* Task statement:
Each line of the data that includes the string "barang" is to be copied out.

Start of Dataset entries

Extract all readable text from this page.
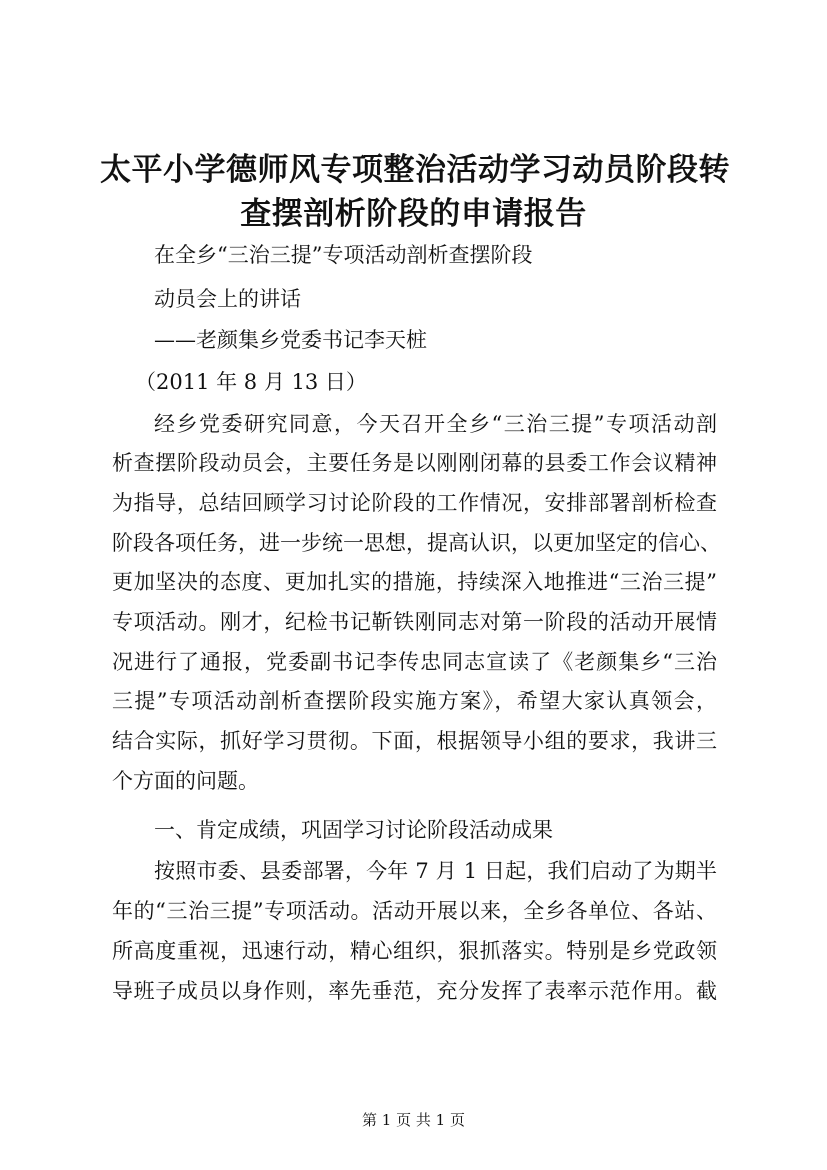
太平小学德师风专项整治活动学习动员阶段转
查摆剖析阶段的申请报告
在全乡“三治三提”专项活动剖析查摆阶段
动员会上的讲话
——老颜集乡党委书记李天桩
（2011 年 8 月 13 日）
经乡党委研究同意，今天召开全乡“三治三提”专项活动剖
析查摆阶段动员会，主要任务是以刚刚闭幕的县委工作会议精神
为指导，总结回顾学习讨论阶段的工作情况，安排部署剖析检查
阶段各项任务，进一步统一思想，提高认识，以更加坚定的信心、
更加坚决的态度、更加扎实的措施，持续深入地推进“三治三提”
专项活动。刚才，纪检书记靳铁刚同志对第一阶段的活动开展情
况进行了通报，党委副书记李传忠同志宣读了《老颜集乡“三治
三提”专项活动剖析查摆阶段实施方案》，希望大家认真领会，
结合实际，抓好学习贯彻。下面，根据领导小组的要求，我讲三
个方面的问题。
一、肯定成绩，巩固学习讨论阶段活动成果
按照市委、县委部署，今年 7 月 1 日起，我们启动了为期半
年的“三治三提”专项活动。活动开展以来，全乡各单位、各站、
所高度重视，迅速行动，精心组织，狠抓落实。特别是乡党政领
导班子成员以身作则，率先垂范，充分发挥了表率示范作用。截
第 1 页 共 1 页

End of Dataset entries
Start of Dataset entries

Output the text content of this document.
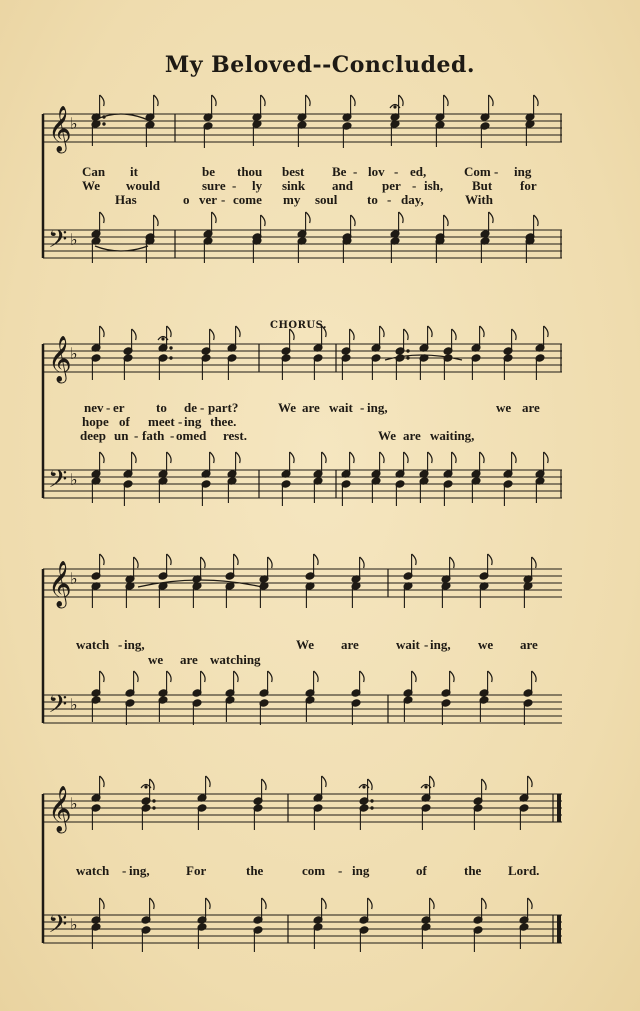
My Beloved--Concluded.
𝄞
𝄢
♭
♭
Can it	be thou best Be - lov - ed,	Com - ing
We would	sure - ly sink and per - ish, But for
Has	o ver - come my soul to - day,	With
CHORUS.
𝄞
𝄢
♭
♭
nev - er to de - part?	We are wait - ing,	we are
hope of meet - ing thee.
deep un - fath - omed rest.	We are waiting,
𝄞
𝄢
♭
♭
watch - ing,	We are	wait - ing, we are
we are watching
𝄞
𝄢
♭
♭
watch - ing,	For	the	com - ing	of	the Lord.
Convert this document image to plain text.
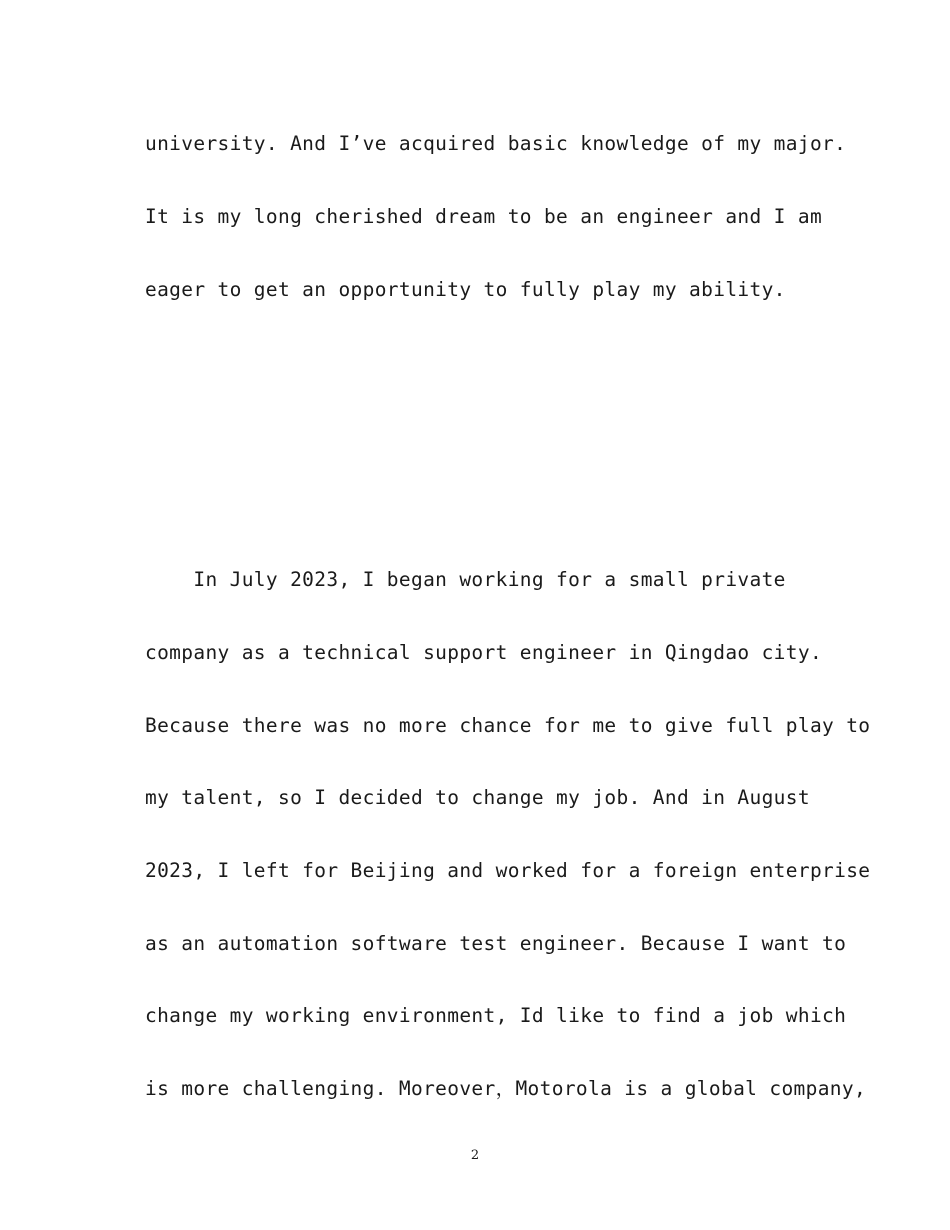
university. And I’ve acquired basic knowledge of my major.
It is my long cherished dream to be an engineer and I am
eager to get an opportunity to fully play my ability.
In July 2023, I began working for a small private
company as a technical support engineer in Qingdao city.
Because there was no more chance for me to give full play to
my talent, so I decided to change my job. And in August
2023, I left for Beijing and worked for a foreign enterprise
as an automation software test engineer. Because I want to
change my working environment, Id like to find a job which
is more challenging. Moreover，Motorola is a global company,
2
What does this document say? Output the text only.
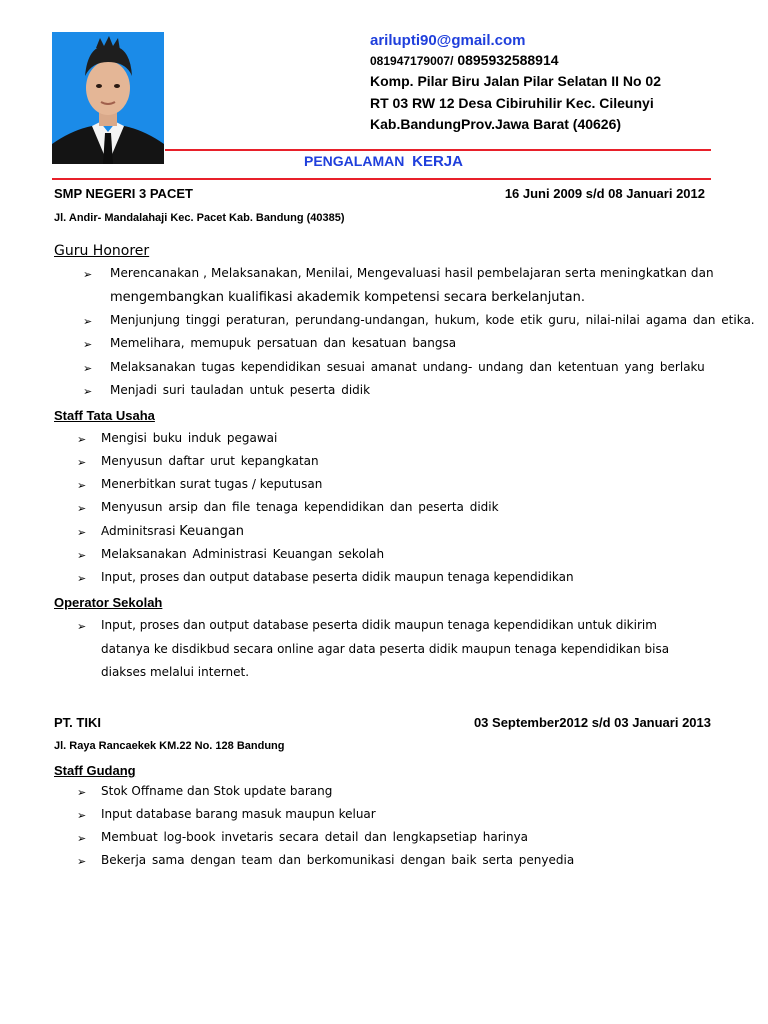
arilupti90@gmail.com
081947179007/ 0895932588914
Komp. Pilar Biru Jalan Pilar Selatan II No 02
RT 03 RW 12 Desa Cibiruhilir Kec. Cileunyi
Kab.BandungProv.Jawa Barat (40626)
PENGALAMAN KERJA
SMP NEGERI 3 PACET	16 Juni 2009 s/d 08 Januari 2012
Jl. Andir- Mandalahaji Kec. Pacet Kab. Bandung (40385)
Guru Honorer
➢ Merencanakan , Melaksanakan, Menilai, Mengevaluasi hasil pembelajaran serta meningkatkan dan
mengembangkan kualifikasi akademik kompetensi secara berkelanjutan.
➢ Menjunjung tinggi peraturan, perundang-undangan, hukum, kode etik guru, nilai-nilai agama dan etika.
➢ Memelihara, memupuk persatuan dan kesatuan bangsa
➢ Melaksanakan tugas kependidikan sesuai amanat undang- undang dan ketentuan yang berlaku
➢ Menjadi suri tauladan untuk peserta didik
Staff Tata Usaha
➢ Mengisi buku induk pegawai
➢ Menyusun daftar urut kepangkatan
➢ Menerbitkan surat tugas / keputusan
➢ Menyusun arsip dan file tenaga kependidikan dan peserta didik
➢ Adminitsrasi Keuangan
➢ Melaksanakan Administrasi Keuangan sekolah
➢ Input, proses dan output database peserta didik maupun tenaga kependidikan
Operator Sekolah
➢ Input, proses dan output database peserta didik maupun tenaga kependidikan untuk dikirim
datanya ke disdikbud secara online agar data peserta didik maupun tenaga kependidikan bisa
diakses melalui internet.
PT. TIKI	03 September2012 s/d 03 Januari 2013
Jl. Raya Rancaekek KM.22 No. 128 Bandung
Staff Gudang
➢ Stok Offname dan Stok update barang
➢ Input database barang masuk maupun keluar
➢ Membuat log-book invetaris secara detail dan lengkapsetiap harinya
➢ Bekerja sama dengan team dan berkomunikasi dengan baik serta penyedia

End of Dataset entries

* Solution to the problem:
➢ Stok Offname dan Stok update barang
➢ Input database barang masuk maupun keluar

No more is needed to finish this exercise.